# Directions for this task:
Exactly reproduce each record listed below.

# Records:

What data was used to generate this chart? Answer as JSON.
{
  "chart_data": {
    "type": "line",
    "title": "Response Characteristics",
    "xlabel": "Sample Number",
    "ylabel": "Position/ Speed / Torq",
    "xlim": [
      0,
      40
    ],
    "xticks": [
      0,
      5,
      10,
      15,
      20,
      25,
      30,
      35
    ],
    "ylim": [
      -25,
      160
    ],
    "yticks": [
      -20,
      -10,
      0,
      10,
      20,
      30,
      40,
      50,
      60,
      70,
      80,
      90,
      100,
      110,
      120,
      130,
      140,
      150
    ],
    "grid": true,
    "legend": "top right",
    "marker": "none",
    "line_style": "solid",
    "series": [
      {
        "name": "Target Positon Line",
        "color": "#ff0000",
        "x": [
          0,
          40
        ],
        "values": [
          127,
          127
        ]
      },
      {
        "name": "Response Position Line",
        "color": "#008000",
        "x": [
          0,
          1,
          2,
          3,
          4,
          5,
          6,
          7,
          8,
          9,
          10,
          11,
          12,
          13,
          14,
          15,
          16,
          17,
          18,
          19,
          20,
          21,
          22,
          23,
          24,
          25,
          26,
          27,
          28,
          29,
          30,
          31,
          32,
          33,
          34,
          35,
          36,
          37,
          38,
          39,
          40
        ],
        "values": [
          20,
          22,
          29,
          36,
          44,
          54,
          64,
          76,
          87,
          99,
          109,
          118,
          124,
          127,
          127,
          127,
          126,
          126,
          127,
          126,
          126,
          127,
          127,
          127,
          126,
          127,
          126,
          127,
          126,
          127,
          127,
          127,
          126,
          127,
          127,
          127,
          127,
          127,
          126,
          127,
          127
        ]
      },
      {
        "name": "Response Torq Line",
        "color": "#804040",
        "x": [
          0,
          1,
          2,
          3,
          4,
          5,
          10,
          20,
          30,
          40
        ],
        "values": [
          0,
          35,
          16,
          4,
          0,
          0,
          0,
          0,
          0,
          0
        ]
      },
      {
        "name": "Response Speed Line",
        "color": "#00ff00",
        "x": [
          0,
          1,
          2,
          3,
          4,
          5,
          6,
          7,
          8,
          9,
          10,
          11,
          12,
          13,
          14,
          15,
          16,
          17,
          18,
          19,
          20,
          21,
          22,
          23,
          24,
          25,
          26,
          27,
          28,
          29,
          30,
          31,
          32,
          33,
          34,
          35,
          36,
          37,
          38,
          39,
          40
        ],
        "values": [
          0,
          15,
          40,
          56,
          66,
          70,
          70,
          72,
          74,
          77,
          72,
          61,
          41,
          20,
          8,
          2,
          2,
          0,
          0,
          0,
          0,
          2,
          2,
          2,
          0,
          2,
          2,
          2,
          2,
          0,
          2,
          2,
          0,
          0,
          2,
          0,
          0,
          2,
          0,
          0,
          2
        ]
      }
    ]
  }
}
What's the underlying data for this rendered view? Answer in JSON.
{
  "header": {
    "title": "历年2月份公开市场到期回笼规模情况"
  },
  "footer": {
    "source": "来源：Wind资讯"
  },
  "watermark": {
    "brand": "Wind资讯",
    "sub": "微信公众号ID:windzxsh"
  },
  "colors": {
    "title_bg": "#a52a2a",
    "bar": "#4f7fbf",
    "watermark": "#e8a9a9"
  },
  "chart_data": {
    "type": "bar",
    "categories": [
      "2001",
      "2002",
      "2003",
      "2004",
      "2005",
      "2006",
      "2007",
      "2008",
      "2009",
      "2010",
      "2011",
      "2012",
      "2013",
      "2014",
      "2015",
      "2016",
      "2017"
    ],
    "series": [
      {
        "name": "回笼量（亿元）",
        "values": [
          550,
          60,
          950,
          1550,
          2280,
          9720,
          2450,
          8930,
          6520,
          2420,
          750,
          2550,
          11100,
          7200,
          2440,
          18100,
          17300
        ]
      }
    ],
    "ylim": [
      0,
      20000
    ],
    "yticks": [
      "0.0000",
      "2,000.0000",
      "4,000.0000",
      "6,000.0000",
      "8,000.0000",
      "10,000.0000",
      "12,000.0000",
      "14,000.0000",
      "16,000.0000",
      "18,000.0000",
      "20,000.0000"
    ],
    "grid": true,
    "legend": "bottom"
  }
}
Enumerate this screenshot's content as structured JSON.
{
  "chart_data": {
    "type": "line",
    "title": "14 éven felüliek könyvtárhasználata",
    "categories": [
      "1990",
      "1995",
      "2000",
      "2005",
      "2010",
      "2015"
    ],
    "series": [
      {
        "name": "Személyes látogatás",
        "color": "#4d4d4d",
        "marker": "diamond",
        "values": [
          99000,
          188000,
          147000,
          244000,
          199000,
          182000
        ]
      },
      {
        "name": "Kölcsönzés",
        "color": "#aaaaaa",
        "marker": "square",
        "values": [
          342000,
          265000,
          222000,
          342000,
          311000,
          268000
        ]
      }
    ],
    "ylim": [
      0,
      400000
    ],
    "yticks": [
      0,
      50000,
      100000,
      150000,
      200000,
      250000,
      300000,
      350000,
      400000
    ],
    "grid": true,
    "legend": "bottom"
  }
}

# Task answer:
What data was used to generate this chart? Answer as JSON.
{
  "chart_data": {
    "type": "line",
    "title": "Response Characteristics",
    "xlabel": "Sample Number",
    "ylabel": "Position/ Speed / Torq",
    "xlim": [
      0,
      40
    ],
    "xticks": [
      0,
      5,
      10,
      15,
      20,
      25,
      30,
      35
    ],
    "ylim": [
      -25,
      160
    ],
    "yticks": [
      -20,
      -10,
      0,
      10,
      20,
      30,
      40,
      50,
      60,
      70,
      80,
      90,
      100,
      110,
      120,
      130,
      140,
      150
    ],
    "grid": true,
    "legend": "top right",
    "marker": "none",
    "line_style": "solid",
    "series": [
      {
        "name": "Target Positon Line",
        "color": "#ff0000",
        "x": [
          0,
          40
        ],
        "values": [
          127,
          127
        ]
      },
      {
        "name": "Response Position Line",
        "color": "#008000",
        "x": [
          0,
          1,
          2,
          3,
          4,
          5,
          6,
          7,
          8,
          9,
          10,
          11,
          12,
          13,
          14,
          15,
          16,
          17,
          18,
          19,
          20,
          21,
          22,
          23,
          24,
          25,
          26,
          27,
          28,
          29,
          30,
          31,
          32,
          33,
          34,
          35,
          36,
          37,
          38,
          39,
          40
        ],
        "values": [
          20,
          22,
          29,
          36,
          44,
          54,
          64,
          76,
          87,
          99,
          109,
          118,
          124,
          127,
          127,
          127,
          126,
          126,
          127,
          126,
          126,
          127,
          127,
          127,
          126,
          127,
          126,
          127,
          126,
          127,
          127,
          127,
          126,
          127,
          127,
          127,
          127,
          127,
          126,
          127,
          127
        ]
      },
      {
        "name": "Response Torq Line",
        "color": "#804040",
        "x": [
          0,
          1,
          2,
          3,
          4,
          5,
          10,
          20,
          30,
          40
        ],
        "values": [
          0,
          35,
          16,
          4,
          0,
          0,
          0,
          0,
          0,
          0
        ]
      },
      {
        "name": "Response Speed Line",
        "color": "#00ff00",
        "x": [
          0,
          1,
          2,
          3,
          4,
          5,
          6,
          7,
          8,
          9,
          10,
          11,
          12,
          13,
          14,
          15,
          16,
          17,
          18,
          19,
          20,
          21,
          22,
          23,
          24,
          25,
          26,
          27,
          28,
          29,
          30,
          31,
          32,
          33,
          34,
          35,
          36,
          37,
          38,
          39,
          40
        ],
        "values": [
          0,
          15,
          40,
          56,
          66,
          70,
          70,
          72,
          74,
          77,
          72,
          61,
          41,
          20,
          8,
          2,
          2,
          0,
          0,
          0,
          0,
          2,
          2,
          2,
          0,
          2,
          2,
          2,
          2,
          0,
          2,
          2,
          0,
          0,
          2,
          0,
          0,
          2,
          0,
          0,
          2
        ]
      }
    ]
  }
}
What's the underlying data for this rendered view? Answer in JSON.
{
  "header": {
    "title": "历年2月份公开市场到期回笼规模情况"
  },
  "footer": {
    "source": "来源：Wind资讯"
  },
  "watermark": {
    "brand": "Wind资讯",
    "sub": "微信公众号ID:windzxsh"
  },
  "colors": {
    "title_bg": "#a52a2a",
    "bar": "#4f7fbf",
    "watermark": "#e8a9a9"
  },
  "chart_data": {
    "type": "bar",
    "categories": [
      "2001",
      "2002",
      "2003",
      "2004",
      "2005",
      "2006",
      "2007",
      "2008",
      "2009",
      "2010",
      "2011",
      "2012",
      "2013",
      "2014",
      "2015",
      "2016",
      "2017"
    ],
    "series": [
      {
        "name": "回笼量（亿元）",
        "values": [
          550,
          60,
          950,
          1550,
          2280,
          9720,
          2450,
          8930,
          6520,
          2420,
          750,
          2550,
          11100,
          7200,
          2440,
          18100,
          17300
        ]
      }
    ],
    "ylim": [
      0,
      20000
    ],
    "yticks": [
      "0.0000",
      "2,000.0000",
      "4,000.0000",
      "6,000.0000",
      "8,000.0000",
      "10,000.0000",
      "12,000.0000",
      "14,000.0000",
      "16,000.0000",
      "18,000.0000",
      "20,000.0000"
    ],
    "grid": true,
    "legend": "bottom"
  }
}
Enumerate this screenshot's content as structured JSON.
{
  "chart_data": {
    "type": "line",
    "title": "14 éven felüliek könyvtárhasználata",
    "categories": [
      "1990",
      "1995",
      "2000",
      "2005",
      "2010",
      "2015"
    ],
    "series": [
      {
        "name": "Személyes látogatás",
        "color": "#4d4d4d",
        "marker": "diamond",
        "values": [
          99000,
          188000,
          147000,
          244000,
          199000,
          182000
        ]
      },
      {
        "name": "Kölcsönzés",
        "color": "#aaaaaa",
        "marker": "square",
        "values": [
          342000,
          265000,
          222000,
          342000,
          311000,
          268000
        ]
      }
    ],
    "ylim": [
      0,
      400000
    ],
    "yticks": [
      0,
      50000,
      100000,
      150000,
      200000,
      250000,
      300000,
      350000,
      400000
    ],
    "grid": true,
    "legend": "bottom"
  }
}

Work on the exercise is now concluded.